| PROBLEM TO WORK ON |
Select the lines that hold the word "history" and copy each one.

| SOURCE DATA |
»»

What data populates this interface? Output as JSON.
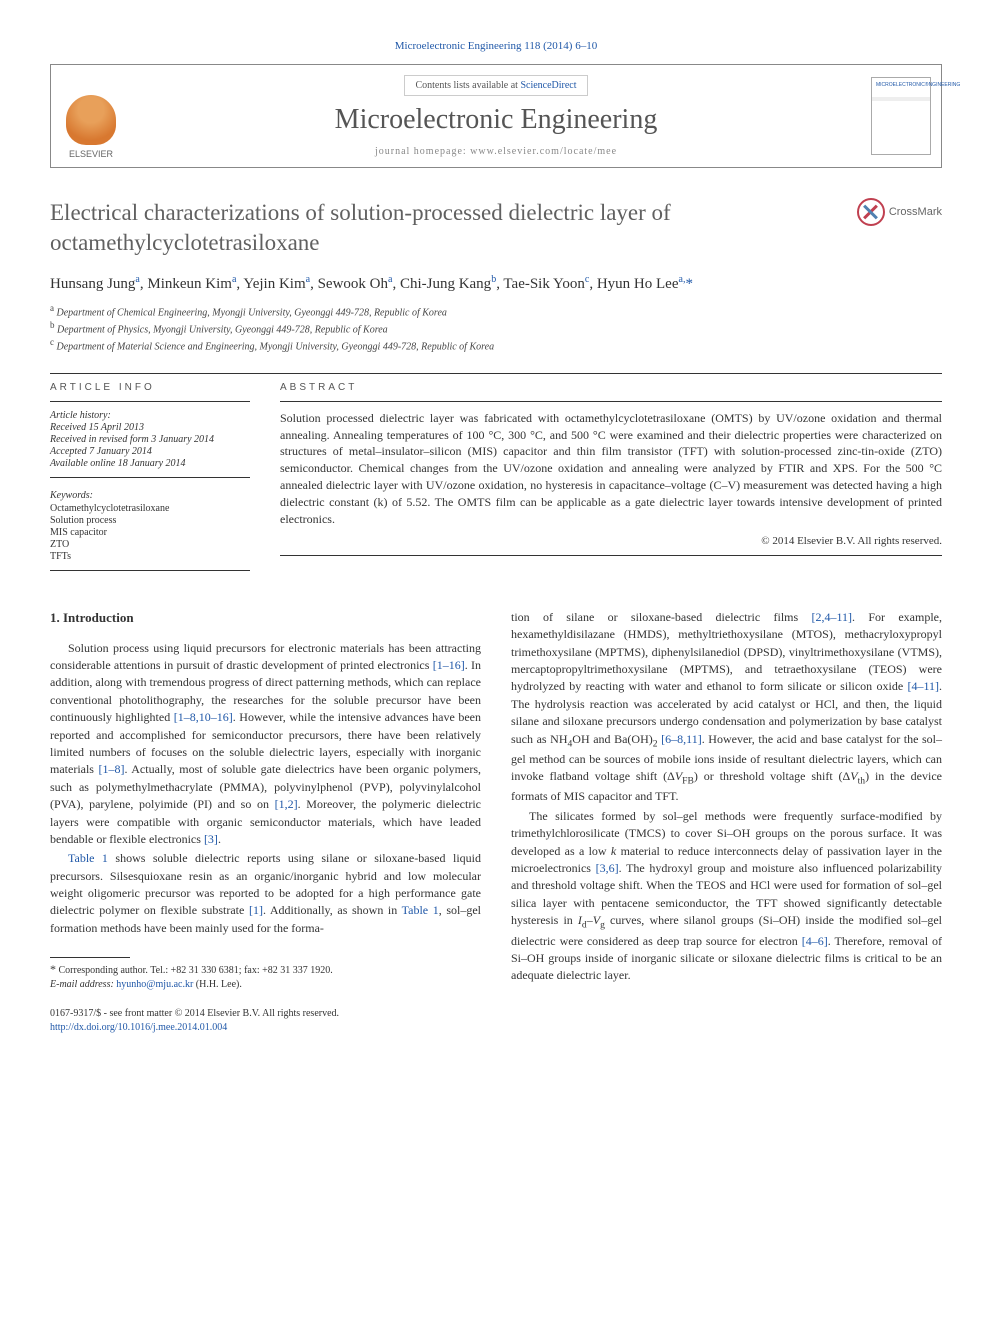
{
  "journal_ref": "Microelectronic Engineering 118 (2014) 6–10",
  "header": {
    "contents_prefix": "Contents lists available at ",
    "contents_link": "ScienceDirect",
    "journal_name": "Microelectronic Engineering",
    "homepage_label": "journal homepage: ",
    "homepage_url": "www.elsevier.com/locate/mee",
    "publisher": "ELSEVIER"
  },
  "crossmark": "CrossMark",
  "title": "Electrical characterizations of solution-processed dielectric layer of octamethylcyclotetrasiloxane",
  "authors_html": "Hunsang Jung<sup>a</sup>, Minkeun Kim<sup>a</sup>, Yejin Kim<sup>a</sup>, Sewook Oh<sup>a</sup>, Chi-Jung Kang<sup>b</sup>, Tae-Sik Yoon<sup>c</sup>, Hyun Ho Lee<sup>a,</sup><span class='corr'>*</span>",
  "affiliations": [
    {
      "sup": "a",
      "text": "Department of Chemical Engineering, Myongji University, Gyeonggi 449-728, Republic of Korea"
    },
    {
      "sup": "b",
      "text": "Department of Physics, Myongji University, Gyeonggi 449-728, Republic of Korea"
    },
    {
      "sup": "c",
      "text": "Department of Material Science and Engineering, Myongji University, Gyeonggi 449-728, Republic of Korea"
    }
  ],
  "info": {
    "label": "ARTICLE INFO",
    "history_label": "Article history:",
    "history": [
      "Received 15 April 2013",
      "Received in revised form 3 January 2014",
      "Accepted 7 January 2014",
      "Available online 18 January 2014"
    ],
    "keywords_label": "Keywords:",
    "keywords": [
      "Octamethylcyclotetrasiloxane",
      "Solution process",
      "MIS capacitor",
      "ZTO",
      "TFTs"
    ]
  },
  "abstract": {
    "label": "ABSTRACT",
    "text": "Solution processed dielectric layer was fabricated with octamethylcyclotetrasiloxane (OMTS) by UV/ozone oxidation and thermal annealing. Annealing temperatures of 100 °C, 300 °C, and 500 °C were examined and their dielectric properties were characterized on structures of metal–insulator–silicon (MIS) capacitor and thin film transistor (TFT) with solution-processed zinc-tin-oxide (ZTO) semiconductor. Chemical changes from the UV/ozone oxidation and annealing were analyzed by FTIR and XPS. For the 500 °C annealed dielectric layer with UV/ozone oxidation, no hysteresis in capacitance–voltage (C–V) measurement was detected having a high dielectric constant (k) of 5.52. The OMTS film can be applicable as a gate dielectric layer towards intensive development of printed electronics.",
    "copyright": "© 2014 Elsevier B.V. All rights reserved."
  },
  "body": {
    "section_heading": "1. Introduction",
    "col1_paragraphs": [
      "Solution process using liquid precursors for electronic materials has been attracting considerable attentions in pursuit of drastic development of printed electronics <a class='ref'>[1–16]</a>. In addition, along with tremendous progress of direct patterning methods, which can replace conventional photolithography, the researches for the soluble precursor have been continuously highlighted <a class='ref'>[1–8,10–16]</a>. However, while the intensive advances have been reported and accomplished for semiconductor precursors, there have been relatively limited numbers of focuses on the soluble dielectric layers, especially with inorganic materials <a class='ref'>[1–8]</a>. Actually, most of soluble gate dielectrics have been organic polymers, such as polymethylmethacrylate (PMMA), polyvinylphenol (PVP), polyvinylalcohol (PVA), parylene, polyimide (PI) and so on <a class='ref'>[1,2]</a>. Moreover, the polymeric dielectric layers were compatible with organic semiconductor materials, which have leaded bendable or flexible electronics <a class='ref'>[3]</a>.",
      "<span class='tableref'>Table 1</span> shows soluble dielectric reports using silane or siloxane-based liquid precursors. Silsesquioxane resin as an organic/inorganic hybrid and low molecular weight oligomeric precursor was reported to be adopted for a high performance gate dielectric polymer on flexible substrate <a class='ref'>[1]</a>. Additionally, as shown in <span class='tableref'>Table 1</span>, sol–gel formation methods have been mainly used for the forma-"
    ],
    "col2_paragraphs": [
      "tion of silane or siloxane-based dielectric films <a class='ref'>[2,4–11]</a>. For example, hexamethyldisilazane (HMDS), methyltriethoxysilane (MTOS), methacryloxypropyl trimethoxysilane (MPTMS), diphenylsilanediol (DPSD), vinyltrimethoxysilane (VTMS), mercaptopropyltrimethoxysilane (MPTMS), and tetraethoxysilane (TEOS) were hydrolyzed by reacting with water and ethanol to form silicate or silicon oxide <a class='ref'>[4–11]</a>. The hydrolysis reaction was accelerated by acid catalyst or HCl, and then, the liquid silane and siloxane precursors undergo condensation and polymerization by base catalyst such as NH<span class='subscript'>4</span>OH and Ba(OH)<span class='subscript'>2</span> <a class='ref'>[6–8,11]</a>. However, the acid and base catalyst for the sol–gel method can be sources of mobile ions inside of resultant dielectric layers, which can invoke flatband voltage shift (Δ<span class='ital'>V</span><span class='subscript'>FB</span>) or threshold voltage shift (Δ<span class='ital'>V</span><span class='subscript'>th</span>) in the device formats of MIS capacitor and TFT.",
      "The silicates formed by sol–gel methods were frequently surface-modified by trimethylchlorosilicate (TMCS) to cover Si–OH groups on the porous surface. It was developed as a low <span class='ital'>k</span> material to reduce interconnects delay of passivation layer in the microelectronics <a class='ref'>[3,6]</a>. The hydroxyl group and moisture also influenced polarizability and threshold voltage shift. When the TEOS and HCl were used for formation of sol–gel silica layer with pentacene semiconductor, the TFT showed significantly detectable hysteresis in <span class='ital'>I</span><span class='subscript'>d</span>–<span class='ital'>V</span><span class='subscript'>g</span> curves, where silanol groups (Si–OH) inside the modified sol–gel dielectric were considered as deep trap source for electron <a class='ref'>[4–6]</a>. Therefore, removal of Si–OH groups inside of inorganic silicate or siloxane dielectric films is critical to be an adequate dielectric layer."
    ]
  },
  "footnote": {
    "corr": "Corresponding author. Tel.: +82 31 330 6381; fax: +82 31 337 1920.",
    "email_label": "E-mail address:",
    "email": "hyunho@mju.ac.kr",
    "email_name": "(H.H. Lee)."
  },
  "footer": {
    "issn": "0167-9317/$ - see front matter © 2014 Elsevier B.V. All rights reserved.",
    "doi": "http://dx.doi.org/10.1016/j.mee.2014.01.004"
  },
  "colors": {
    "link": "#2058a8",
    "text": "#333333",
    "title_gray": "#606060",
    "border": "#888888"
  }
}
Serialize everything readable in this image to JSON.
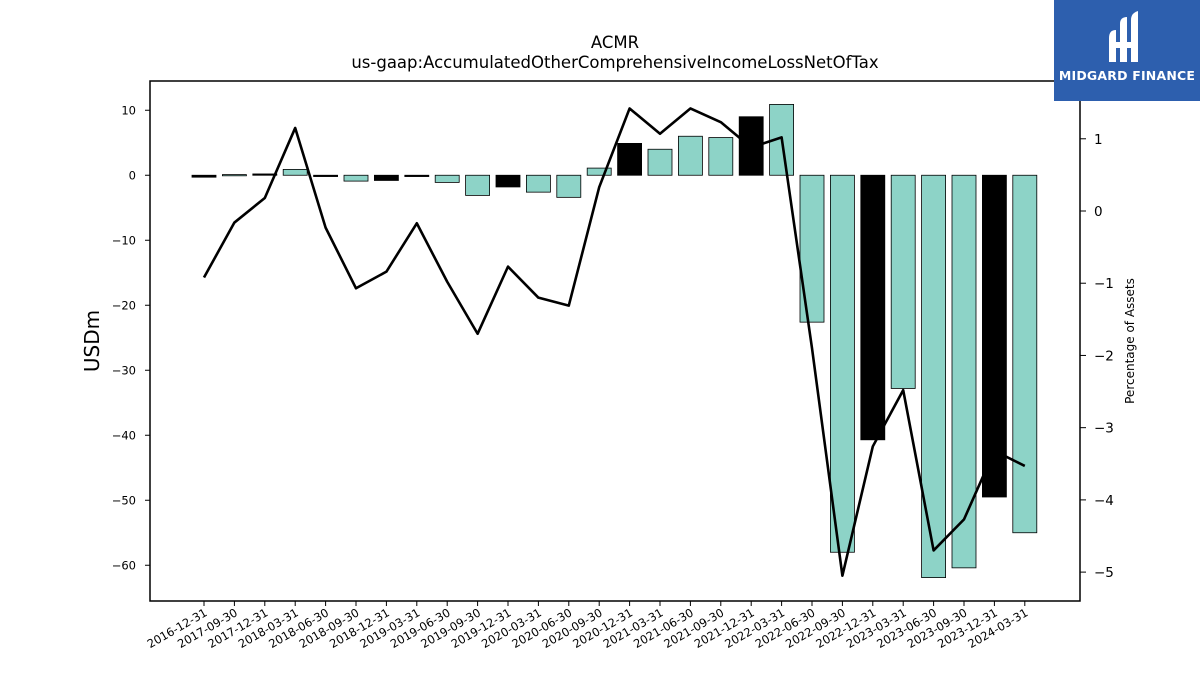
{
  "chart_data": {
    "type": "bar",
    "title": "ACMR",
    "subtitle": "us-gaap:AccumulatedOtherComprehensiveIncomeLossNetOfTax",
    "ylabel": "USDm",
    "y2label": "Percentage of Assets",
    "ylim": [
      -65.5,
      14.5
    ],
    "y2lim": [
      -5.4,
      1.8
    ],
    "yticks": [
      10,
      0,
      -10,
      -20,
      -30,
      -40,
      -50,
      -60
    ],
    "y2ticks": [
      1,
      0,
      -1,
      -2,
      -3,
      -4,
      -5
    ],
    "categories": [
      "2016-12-31",
      "2017-09-30",
      "2017-12-31",
      "2018-03-31",
      "2018-06-30",
      "2018-09-30",
      "2018-12-31",
      "2019-03-31",
      "2019-06-30",
      "2019-09-30",
      "2019-12-31",
      "2020-03-31",
      "2020-06-30",
      "2020-09-30",
      "2020-12-31",
      "2021-03-31",
      "2021-06-30",
      "2021-09-30",
      "2021-12-31",
      "2022-03-31",
      "2022-06-30",
      "2022-09-30",
      "2022-12-31",
      "2023-03-31",
      "2023-06-30",
      "2023-09-30",
      "2023-12-31",
      "2024-03-31"
    ],
    "series": [
      {
        "type": "bar",
        "values": [
          -0.3,
          0.1,
          0.2,
          0.9,
          -0.2,
          -0.9,
          -0.8,
          -0.2,
          -1.1,
          -3.1,
          -1.8,
          -2.6,
          -3.4,
          1.1,
          4.9,
          4.0,
          6.0,
          5.8,
          9.0,
          10.9,
          -22.6,
          -58.0,
          -40.7,
          -32.8,
          -61.9,
          -60.4,
          -49.5,
          -55.0
        ],
        "highlight": [
          true,
          false,
          true,
          false,
          true,
          false,
          true,
          true,
          false,
          false,
          true,
          false,
          false,
          false,
          true,
          false,
          false,
          false,
          true,
          false,
          false,
          false,
          true,
          false,
          false,
          false,
          true,
          false
        ]
      },
      {
        "type": "line",
        "axis": "right",
        "values": [
          -0.92,
          -0.16,
          0.18,
          1.15,
          -0.23,
          -1.07,
          -0.84,
          -0.17,
          -0.98,
          -1.7,
          -0.77,
          -1.2,
          -1.31,
          0.33,
          1.42,
          1.07,
          1.42,
          1.23,
          0.88,
          1.02,
          -1.9,
          -5.05,
          -3.26,
          -2.48,
          -4.7,
          -4.27,
          -3.32,
          -3.53
        ]
      }
    ],
    "colors": {
      "bar": "#8dd3c7",
      "bar_highlight": "#000000",
      "line": "#000000"
    }
  },
  "logo": {
    "text": "MIDGARD FINANCE",
    "background": "#2d5fae"
  }
}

««

| TASK ANSWER |
    "history_label": "Article history:",
    "history": [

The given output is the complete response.